Omit all pictures. Copy the rest of the material exactly.

--- Records from a collection ---
--

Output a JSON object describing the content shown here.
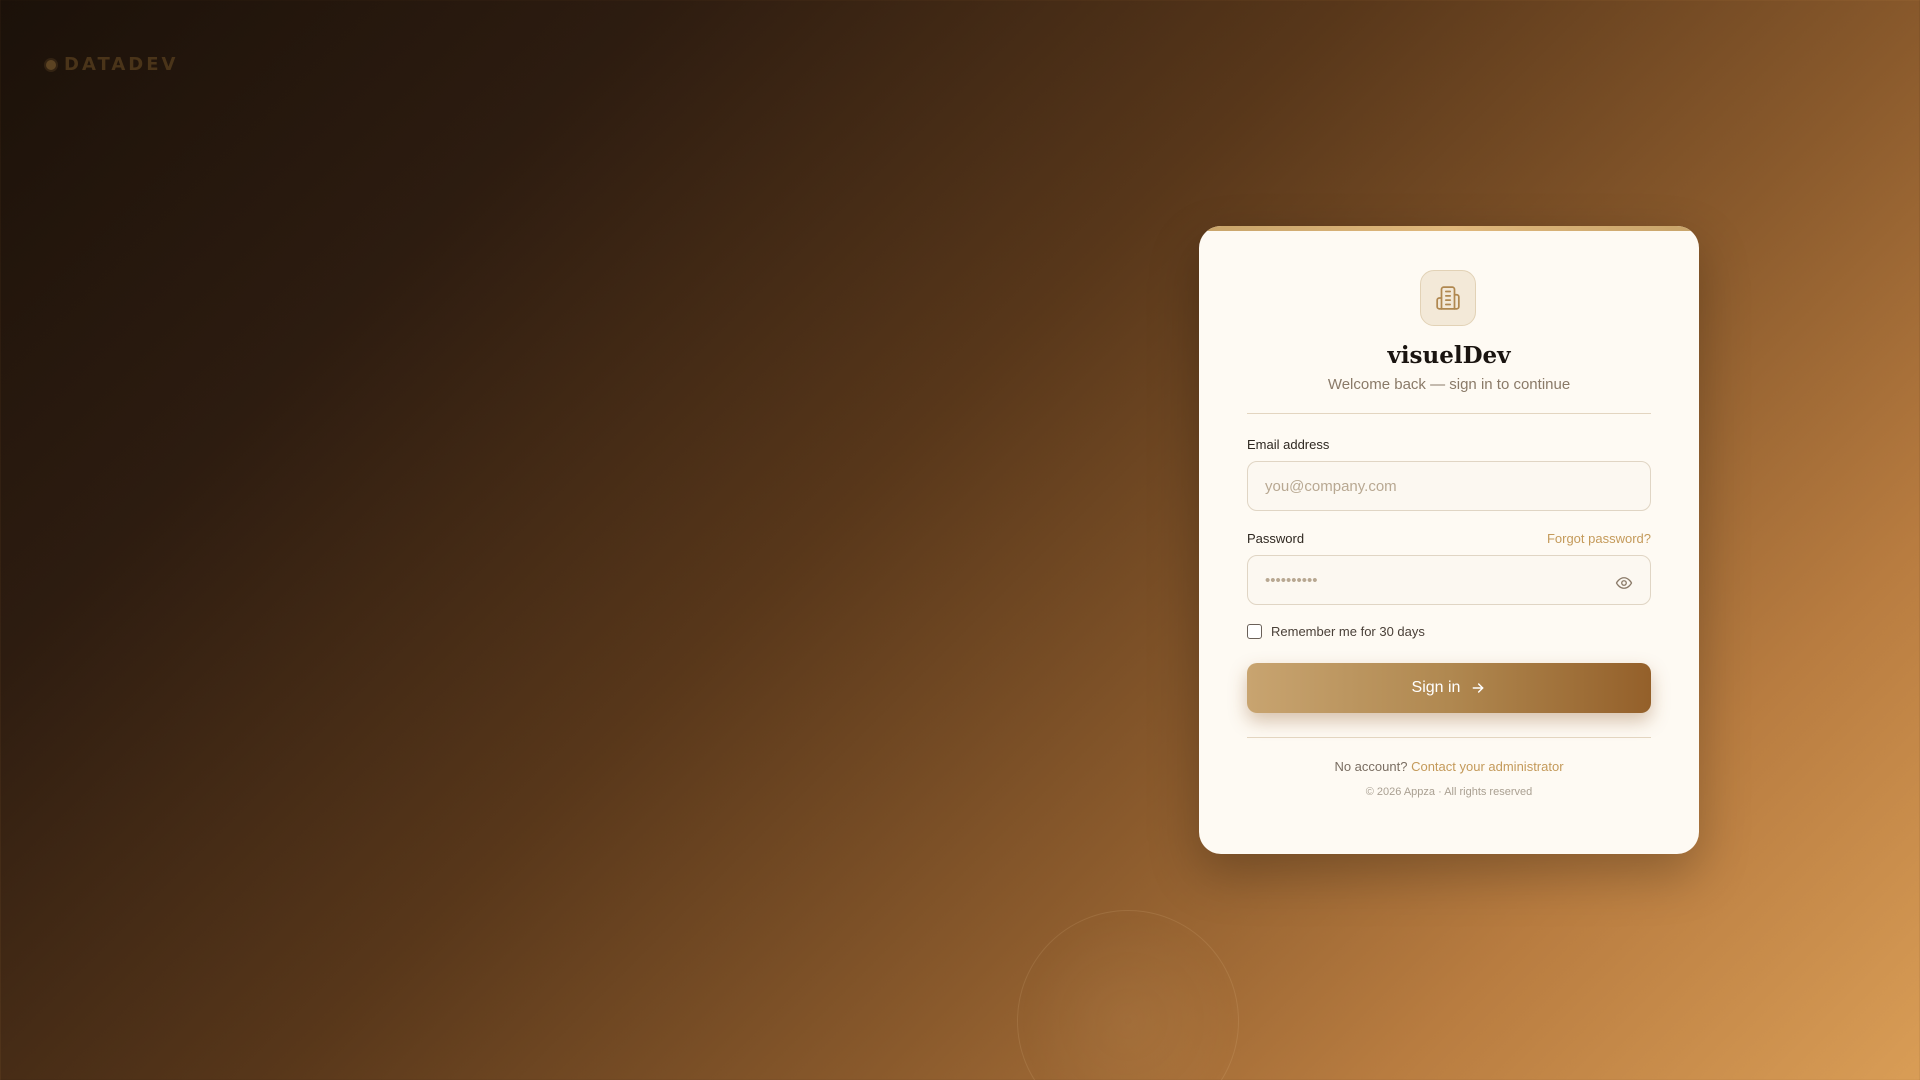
{
  "brand": {
    "name": "DATADEV"
  },
  "card": {
    "title": "visuelDev",
    "subtitle": "Welcome back — sign in to continue",
    "logo_icon": "building-icon"
  },
  "form": {
    "email_label": "Email address",
    "email_placeholder": "you@company.com",
    "email_value": "",
    "password_label": "Password",
    "password_placeholder": "••••••••••",
    "password_value": "",
    "forgot_label": "Forgot password?",
    "remember_label": "Remember me for 30 days",
    "remember_checked": false,
    "signin_label": "Sign in"
  },
  "footer": {
    "prompt": "No account?",
    "link_label": "Contact your administrator",
    "copyright": "© 2026 Appza · All rights reserved"
  },
  "colors": {
    "accent": "#c49a5a",
    "card_bg": "#fefaf3",
    "button_start": "#c8a470",
    "button_end": "#94602a"
  }
}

--

--- Task result ---
Output a JSON object describing the content shown here.
{
  "brand": {
    "name": "DATADEV"
  },
  "card": {
    "title": "visuelDev",
    "subtitle": "Welcome back — sign in to continue",
    "logo_icon": "building-icon"
  },
  "form": {
    "email_label": "Email address",
    "email_placeholder": "you@company.com",
    "email_value": "",
    "password_label": "Password",
    "password_placeholder": "••••••••••",
    "password_value": "",
    "forgot_label": "Forgot password?",
    "remember_label": "Remember me for 30 days",
    "remember_checked": false,
    "signin_label": "Sign in"
  },
  "footer": {
    "prompt": "No account?",
    "link_label": "Contact your administrator",
    "copyright": "© 2026 Appza · All rights reserved"
  },
  "colors": {
    "accent": "#c49a5a",
    "card_bg": "#fefaf3",
    "button_start": "#c8a470",
    "button_end": "#94602a"
  }
}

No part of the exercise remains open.